**DIRECTION**
Print the data exactly as it is given, please.

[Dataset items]
----------
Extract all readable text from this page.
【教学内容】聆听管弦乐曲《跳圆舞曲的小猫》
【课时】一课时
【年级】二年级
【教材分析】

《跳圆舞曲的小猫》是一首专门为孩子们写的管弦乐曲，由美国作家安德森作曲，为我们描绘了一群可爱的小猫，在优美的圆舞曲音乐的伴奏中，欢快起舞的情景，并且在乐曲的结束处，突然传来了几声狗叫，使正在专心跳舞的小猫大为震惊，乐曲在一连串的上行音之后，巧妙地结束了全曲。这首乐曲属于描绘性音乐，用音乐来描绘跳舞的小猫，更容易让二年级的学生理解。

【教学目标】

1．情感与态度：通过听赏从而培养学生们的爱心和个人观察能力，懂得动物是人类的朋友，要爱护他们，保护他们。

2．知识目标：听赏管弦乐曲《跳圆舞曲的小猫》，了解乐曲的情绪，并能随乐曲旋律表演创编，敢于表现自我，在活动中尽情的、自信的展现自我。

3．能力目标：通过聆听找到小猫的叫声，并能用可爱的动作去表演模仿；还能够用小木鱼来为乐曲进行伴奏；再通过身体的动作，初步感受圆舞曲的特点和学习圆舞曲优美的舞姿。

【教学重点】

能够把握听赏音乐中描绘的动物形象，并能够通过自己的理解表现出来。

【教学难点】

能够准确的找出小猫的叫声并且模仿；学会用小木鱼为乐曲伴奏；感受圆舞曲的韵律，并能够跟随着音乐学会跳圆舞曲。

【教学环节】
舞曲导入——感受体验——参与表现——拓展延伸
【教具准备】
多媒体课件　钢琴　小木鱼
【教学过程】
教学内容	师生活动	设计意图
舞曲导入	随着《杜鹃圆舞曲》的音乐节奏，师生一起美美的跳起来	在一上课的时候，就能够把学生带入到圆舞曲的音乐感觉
----------
**ANSWER TO THIS TASK**
Extract all readable text from this page.
【教学内容】聆听管弦乐曲《跳圆舞曲的小猫》
【课时】一课时
【年级】二年级
【教材分析】

《跳圆舞曲的小猫》是一首专门为孩子们写的管弦乐曲，由美国作家安德森作曲，为我们描绘了一群可爱的小猫，在优美的圆舞曲音乐的伴奏中，欢快起舞的情景，并且在乐曲的结束处，突然传来了几声狗叫，使正在专心跳舞的小猫大为震惊，乐曲在一连串的上行音之后，巧妙地结束了全曲。这首乐曲属于描绘性音乐，用音乐来描绘跳舞的小猫，更容易让二年级的学生理解。

【教学目标】

1．情感与态度：通过听赏从而培养学生们的爱心和个人观察能力，懂得动物是人类的朋友，要爱护他们，保护他们。

2．知识目标：听赏管弦乐曲《跳圆舞曲的小猫》，了解乐曲的情绪，并能随乐曲旋律表演创编，敢于表现自我，在活动中尽情的、自信的展现自我。

3．能力目标：通过聆听找到小猫的叫声，并能用可爱的动作去表演模仿；还能够用小木鱼来为乐曲进行伴奏；再通过身体的动作，初步感受圆舞曲的特点和学习圆舞曲优美的舞姿。

【教学重点】

能够把握听赏音乐中描绘的动物形象，并能够通过自己的理解表现出来。

【教学难点】

能够准确的找出小猫的叫声并且模仿；学会用小木鱼为乐曲伴奏；感受圆舞曲的韵律，并能够跟随着音乐学会跳圆舞曲。

【教学环节】
舞曲导入——感受体验——参与表现——拓展延伸
【教具准备】
多媒体课件　钢琴　小木鱼
【教学过程】
教学内容	师生活动	设计意图
舞曲导入	随着《杜鹃圆舞曲》的音乐节奏，师生一起美美的跳起来	在一上课的时候，就能够把学生带入到圆舞曲的音乐感觉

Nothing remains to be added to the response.